NOTÍCIA

Edição 280

Enade: Diversificar para crescer

Exame não atende necessidade de avaliação

Publicado em 14/12/2023

por Ensino Superior

diversificar Sociólogo Simon Schwartzman afirma que é preciso repensar o modelo do ensino superior (imagem: Freepik)

Por Rubem Barros*: O ciclo do Plano Nacional de Educação (PNE) iniciado em 2014 vai chegando ao fim e a fotografia deste momento está muito diferente do que se imaginava e queria quase dez anos atrás. É o que mostra o Censo da Educação Superior de 2022. De um lado, a meta 12, que trazia os objetivos das taxas bruta e líquida de matrículas, ficou com números bem abaixo do desejado. De outro, a ascensão da oferta e das matrículas em educação a distância teve um crescimento em sentido oposto, bem maior do que as vagas presenciais, em especial na educação privada.

Listagens de localização de elementos:

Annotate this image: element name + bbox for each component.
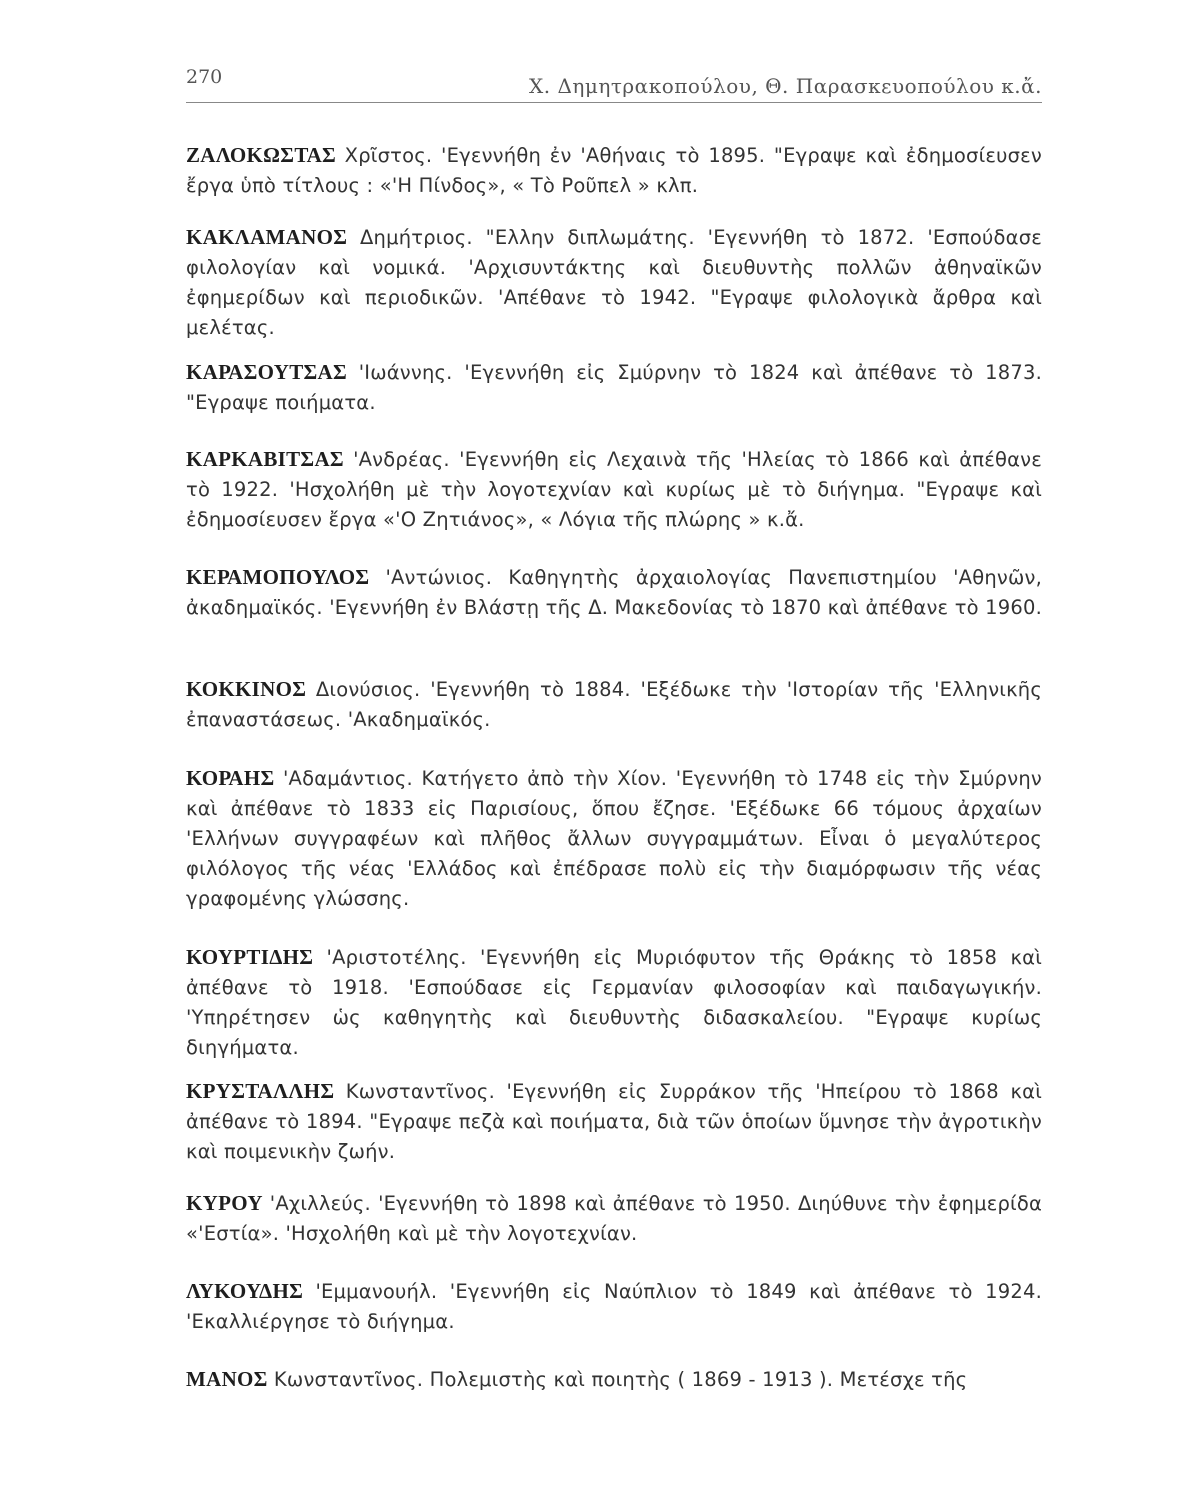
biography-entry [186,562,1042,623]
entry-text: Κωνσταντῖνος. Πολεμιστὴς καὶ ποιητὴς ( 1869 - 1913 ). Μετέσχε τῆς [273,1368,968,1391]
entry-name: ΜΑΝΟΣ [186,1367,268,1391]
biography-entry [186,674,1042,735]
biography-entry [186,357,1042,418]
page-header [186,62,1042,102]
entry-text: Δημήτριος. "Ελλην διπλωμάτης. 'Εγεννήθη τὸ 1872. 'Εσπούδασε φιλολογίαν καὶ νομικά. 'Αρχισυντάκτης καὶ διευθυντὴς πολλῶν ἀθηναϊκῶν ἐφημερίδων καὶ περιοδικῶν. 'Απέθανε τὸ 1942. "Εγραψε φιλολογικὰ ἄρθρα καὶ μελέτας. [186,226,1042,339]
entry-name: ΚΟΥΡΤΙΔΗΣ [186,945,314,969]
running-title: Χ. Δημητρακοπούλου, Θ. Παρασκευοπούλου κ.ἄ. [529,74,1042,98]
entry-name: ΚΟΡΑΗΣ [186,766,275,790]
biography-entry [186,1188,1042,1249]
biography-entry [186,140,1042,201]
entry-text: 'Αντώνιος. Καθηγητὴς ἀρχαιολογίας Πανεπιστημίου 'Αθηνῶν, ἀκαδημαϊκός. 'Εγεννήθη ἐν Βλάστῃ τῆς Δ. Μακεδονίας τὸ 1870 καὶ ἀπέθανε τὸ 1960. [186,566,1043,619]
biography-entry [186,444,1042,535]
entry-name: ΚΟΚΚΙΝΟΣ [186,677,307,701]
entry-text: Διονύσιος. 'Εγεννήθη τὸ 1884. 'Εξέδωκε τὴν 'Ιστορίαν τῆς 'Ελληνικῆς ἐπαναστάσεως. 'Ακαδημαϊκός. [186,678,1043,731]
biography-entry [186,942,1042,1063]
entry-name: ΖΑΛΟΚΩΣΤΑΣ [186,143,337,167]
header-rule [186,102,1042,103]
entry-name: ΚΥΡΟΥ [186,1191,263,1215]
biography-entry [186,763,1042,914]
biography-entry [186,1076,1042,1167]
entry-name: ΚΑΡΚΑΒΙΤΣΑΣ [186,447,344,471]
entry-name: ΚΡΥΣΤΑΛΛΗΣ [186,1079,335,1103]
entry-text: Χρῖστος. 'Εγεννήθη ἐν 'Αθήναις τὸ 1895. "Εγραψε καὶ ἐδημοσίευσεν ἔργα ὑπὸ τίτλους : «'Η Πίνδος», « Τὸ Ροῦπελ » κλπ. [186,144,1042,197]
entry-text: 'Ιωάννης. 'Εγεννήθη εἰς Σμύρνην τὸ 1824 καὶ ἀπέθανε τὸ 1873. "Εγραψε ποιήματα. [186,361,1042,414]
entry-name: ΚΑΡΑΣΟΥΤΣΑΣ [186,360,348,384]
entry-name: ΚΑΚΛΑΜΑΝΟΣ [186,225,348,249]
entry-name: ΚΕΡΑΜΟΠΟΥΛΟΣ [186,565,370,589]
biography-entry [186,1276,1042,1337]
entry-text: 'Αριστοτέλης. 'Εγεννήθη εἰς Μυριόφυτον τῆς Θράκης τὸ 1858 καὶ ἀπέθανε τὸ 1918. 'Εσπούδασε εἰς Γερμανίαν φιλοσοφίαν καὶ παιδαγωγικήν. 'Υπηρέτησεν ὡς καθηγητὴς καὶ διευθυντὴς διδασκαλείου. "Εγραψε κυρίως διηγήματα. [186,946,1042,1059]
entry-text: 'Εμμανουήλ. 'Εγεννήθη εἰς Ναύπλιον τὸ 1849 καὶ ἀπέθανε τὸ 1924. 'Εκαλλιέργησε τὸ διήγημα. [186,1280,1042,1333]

> **Pedido escrito**: Indique se cada afirmação abaixo está de acordo com a notícia sobre o Enade. Responda sim ou não e cite as palavras da notícia que decidem cada caso. (a) O ciclo do PNE começou em 2014. (b) A meta 12 atingiu números acima do desejado. (c) As vagas presenciais cresceram mais do que a educação a distância.

> **Resultado da tarefa**:
(a) Sim: "O ciclo do Plano Nacional de Educação (PNE) iniciado em 2014 vai chegando ao fim".
(b) Não: "ficou com números bem abaixo do desejado".
(c) Não: "teve um crescimento em sentido oposto, bem maior do que as vagas presenciais".